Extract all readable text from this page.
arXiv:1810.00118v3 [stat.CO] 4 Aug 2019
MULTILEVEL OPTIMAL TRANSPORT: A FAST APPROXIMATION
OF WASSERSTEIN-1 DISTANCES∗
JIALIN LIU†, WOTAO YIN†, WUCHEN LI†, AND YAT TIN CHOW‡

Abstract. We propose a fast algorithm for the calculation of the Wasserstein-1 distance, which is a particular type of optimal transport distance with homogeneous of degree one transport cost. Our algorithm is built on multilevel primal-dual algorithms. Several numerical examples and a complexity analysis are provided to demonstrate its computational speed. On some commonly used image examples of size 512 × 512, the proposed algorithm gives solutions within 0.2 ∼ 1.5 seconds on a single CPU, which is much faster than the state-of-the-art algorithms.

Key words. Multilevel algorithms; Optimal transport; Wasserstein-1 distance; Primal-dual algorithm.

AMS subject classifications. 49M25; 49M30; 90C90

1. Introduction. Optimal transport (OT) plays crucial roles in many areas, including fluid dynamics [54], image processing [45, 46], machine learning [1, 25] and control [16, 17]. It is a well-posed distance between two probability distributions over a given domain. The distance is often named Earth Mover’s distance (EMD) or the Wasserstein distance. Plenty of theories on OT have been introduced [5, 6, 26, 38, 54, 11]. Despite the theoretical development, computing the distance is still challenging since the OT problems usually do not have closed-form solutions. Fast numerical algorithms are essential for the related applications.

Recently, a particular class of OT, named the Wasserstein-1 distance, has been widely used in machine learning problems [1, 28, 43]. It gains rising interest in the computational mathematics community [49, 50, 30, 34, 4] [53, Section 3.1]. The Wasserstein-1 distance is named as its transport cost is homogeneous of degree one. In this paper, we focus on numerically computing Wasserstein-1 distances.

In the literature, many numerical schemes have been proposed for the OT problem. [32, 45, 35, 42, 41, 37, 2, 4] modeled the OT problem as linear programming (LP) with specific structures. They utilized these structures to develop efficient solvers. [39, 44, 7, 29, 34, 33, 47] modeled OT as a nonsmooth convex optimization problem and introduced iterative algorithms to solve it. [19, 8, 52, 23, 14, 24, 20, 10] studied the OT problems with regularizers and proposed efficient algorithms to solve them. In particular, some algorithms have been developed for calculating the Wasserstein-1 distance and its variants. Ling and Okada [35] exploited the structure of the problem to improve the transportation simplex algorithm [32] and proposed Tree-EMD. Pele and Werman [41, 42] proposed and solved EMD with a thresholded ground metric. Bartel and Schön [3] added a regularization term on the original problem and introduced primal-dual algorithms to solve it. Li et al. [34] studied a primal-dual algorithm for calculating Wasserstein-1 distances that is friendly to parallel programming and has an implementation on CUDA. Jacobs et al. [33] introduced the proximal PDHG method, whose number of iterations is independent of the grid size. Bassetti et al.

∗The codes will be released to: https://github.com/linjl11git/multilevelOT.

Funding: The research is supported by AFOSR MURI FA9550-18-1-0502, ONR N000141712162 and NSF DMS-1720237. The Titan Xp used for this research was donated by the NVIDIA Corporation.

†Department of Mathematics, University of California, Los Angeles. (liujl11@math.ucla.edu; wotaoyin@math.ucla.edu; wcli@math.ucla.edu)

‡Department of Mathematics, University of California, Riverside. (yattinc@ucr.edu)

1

What is expected: Each entry is to be returned in full, character for character.

Right answer:
Extract all readable text from this page.
arXiv:1810.00118v3 [stat.CO] 4 Aug 2019
MULTILEVEL OPTIMAL TRANSPORT: A FAST APPROXIMATION
OF WASSERSTEIN-1 DISTANCES∗
JIALIN LIU†, WOTAO YIN†, WUCHEN LI†, AND YAT TIN CHOW‡

Abstract. We propose a fast algorithm for the calculation of the Wasserstein-1 distance, which is a particular type of optimal transport distance with homogeneous of degree one transport cost. Our algorithm is built on multilevel primal-dual algorithms. Several numerical examples and a complexity analysis are provided to demonstrate its computational speed. On some commonly used image examples of size 512 × 512, the proposed algorithm gives solutions within 0.2 ∼ 1.5 seconds on a single CPU, which is much faster than the state-of-the-art algorithms.

Key words. Multilevel algorithms; Optimal transport; Wasserstein-1 distance; Primal-dual algorithm.

AMS subject classifications. 49M25; 49M30; 90C90

1. Introduction. Optimal transport (OT) plays crucial roles in many areas, including fluid dynamics [54], image processing [45, 46], machine learning [1, 25] and control [16, 17]. It is a well-posed distance between two probability distributions over a given domain. The distance is often named Earth Mover’s distance (EMD) or the Wasserstein distance. Plenty of theories on OT have been introduced [5, 6, 26, 38, 54, 11]. Despite the theoretical development, computing the distance is still challenging since the OT problems usually do not have closed-form solutions. Fast numerical algorithms are essential for the related applications.

Recently, a particular class of OT, named the Wasserstein-1 distance, has been widely used in machine learning problems [1, 28, 43]. It gains rising interest in the computational mathematics community [49, 50, 30, 34, 4] [53, Section 3.1]. The Wasserstein-1 distance is named as its transport cost is homogeneous of degree one. In this paper, we focus on numerically computing Wasserstein-1 distances.

In the literature, many numerical schemes have been proposed for the OT problem. [32, 45, 35, 42, 41, 37, 2, 4] modeled the OT problem as linear programming (LP) with specific structures. They utilized these structures to develop efficient solvers. [39, 44, 7, 29, 34, 33, 47] modeled OT as a nonsmooth convex optimization problem and introduced iterative algorithms to solve it. [19, 8, 52, 23, 14, 24, 20, 10] studied the OT problems with regularizers and proposed efficient algorithms to solve them. In particular, some algorithms have been developed for calculating the Wasserstein-1 distance and its variants. Ling and Okada [35] exploited the structure of the problem to improve the transportation simplex algorithm [32] and proposed Tree-EMD. Pele and Werman [41, 42] proposed and solved EMD with a thresholded ground metric. Bartel and Schön [3] added a regularization term on the original problem and introduced primal-dual algorithms to solve it. Li et al. [34] studied a primal-dual algorithm for calculating Wasserstein-1 distances that is friendly to parallel programming and has an implementation on CUDA. Jacobs et al. [33] introduced the proximal PDHG method, whose number of iterations is independent of the grid size. Bassetti et al.

∗The codes will be released to: https://github.com/linjl11git/multilevelOT.

Funding: The research is supported by AFOSR MURI FA9550-18-1-0502, ONR N000141712162 and NSF DMS-1720237. The Titan Xp used for this research was donated by the NVIDIA Corporation.

†Department of Mathematics, University of California, Los Angeles. (liujl11@math.ucla.edu; wotaoyin@math.ucla.edu; wcli@math.ucla.edu)

‡Department of Mathematics, University of California, Riverside. (yattinc@ucr.edu)

1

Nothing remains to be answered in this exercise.